Write out the material again word for word, dropping any images it holds.

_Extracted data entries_
#####

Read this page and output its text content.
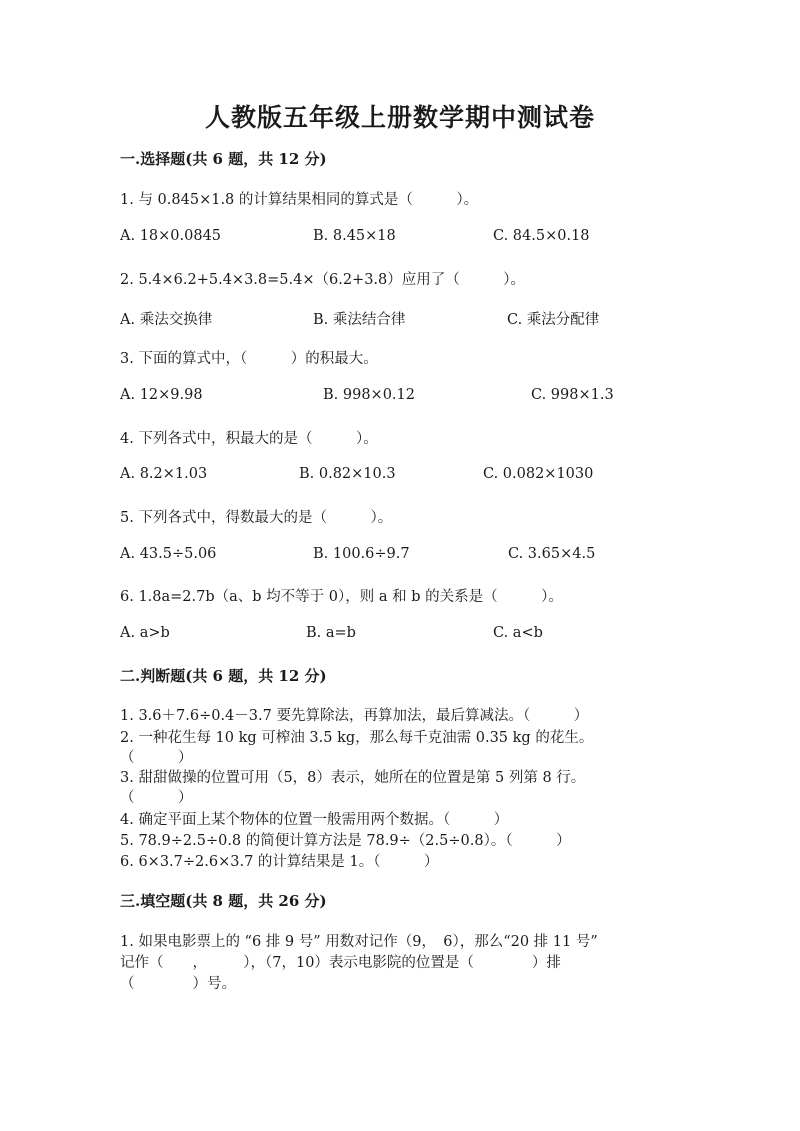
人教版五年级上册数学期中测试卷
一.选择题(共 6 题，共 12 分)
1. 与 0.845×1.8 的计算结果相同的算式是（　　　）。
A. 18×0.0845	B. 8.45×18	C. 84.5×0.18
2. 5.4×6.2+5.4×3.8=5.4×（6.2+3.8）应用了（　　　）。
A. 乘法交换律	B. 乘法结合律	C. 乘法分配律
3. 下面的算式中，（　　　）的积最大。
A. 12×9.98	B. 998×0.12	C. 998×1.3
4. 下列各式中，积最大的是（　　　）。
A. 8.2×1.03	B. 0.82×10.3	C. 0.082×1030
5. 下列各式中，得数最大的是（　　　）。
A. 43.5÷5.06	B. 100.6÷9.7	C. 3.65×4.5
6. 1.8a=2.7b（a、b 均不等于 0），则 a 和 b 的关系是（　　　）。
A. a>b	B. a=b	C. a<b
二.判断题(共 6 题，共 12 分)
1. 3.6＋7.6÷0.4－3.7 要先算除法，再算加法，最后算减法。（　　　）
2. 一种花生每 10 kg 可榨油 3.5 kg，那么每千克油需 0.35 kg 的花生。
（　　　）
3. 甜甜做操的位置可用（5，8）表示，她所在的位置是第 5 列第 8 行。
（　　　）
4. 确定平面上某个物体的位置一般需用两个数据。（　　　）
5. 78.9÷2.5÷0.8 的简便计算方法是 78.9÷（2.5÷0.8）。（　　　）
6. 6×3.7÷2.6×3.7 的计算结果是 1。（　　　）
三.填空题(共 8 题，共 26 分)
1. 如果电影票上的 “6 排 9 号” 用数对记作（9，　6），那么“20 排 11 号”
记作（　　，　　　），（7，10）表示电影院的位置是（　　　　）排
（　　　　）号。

#####

_Output for this task_
Read this page and output its text content.
人教版五年级上册数学期中测试卷
一.选择题(共 6 题，共 12 分)
1. 与 0.845×1.8 的计算结果相同的算式是（　　　）。
A. 18×0.0845	B. 8.45×18	C. 84.5×0.18
2. 5.4×6.2+5.4×3.8=5.4×（6.2+3.8）应用了（　　　）。
A. 乘法交换律	B. 乘法结合律	C. 乘法分配律
3. 下面的算式中，（　　　）的积最大。
A. 12×9.98	B. 998×0.12	C. 998×1.3
4. 下列各式中，积最大的是（　　　）。
A. 8.2×1.03	B. 0.82×10.3	C. 0.082×1030
5. 下列各式中，得数最大的是（　　　）。
A. 43.5÷5.06	B. 100.6÷9.7	C. 3.65×4.5
6. 1.8a=2.7b（a、b 均不等于 0），则 a 和 b 的关系是（　　　）。
A. a>b	B. a=b	C. a<b
二.判断题(共 6 题，共 12 分)
1. 3.6＋7.6÷0.4－3.7 要先算除法，再算加法，最后算减法。（　　　）
2. 一种花生每 10 kg 可榨油 3.5 kg，那么每千克油需 0.35 kg 的花生。
（　　　）
3. 甜甜做操的位置可用（5，8）表示，她所在的位置是第 5 列第 8 行。
（　　　）
4. 确定平面上某个物体的位置一般需用两个数据。（　　　）
5. 78.9÷2.5÷0.8 的简便计算方法是 78.9÷（2.5÷0.8）。（　　　）
6. 6×3.7÷2.6×3.7 的计算结果是 1。（　　　）
三.填空题(共 8 题，共 26 分)
1. 如果电影票上的 “6 排 9 号” 用数对记作（9，　6），那么“20 排 11 号”
记作（　　，　　　），（7，10）表示电影院的位置是（　　　　）排
（　　　　）号。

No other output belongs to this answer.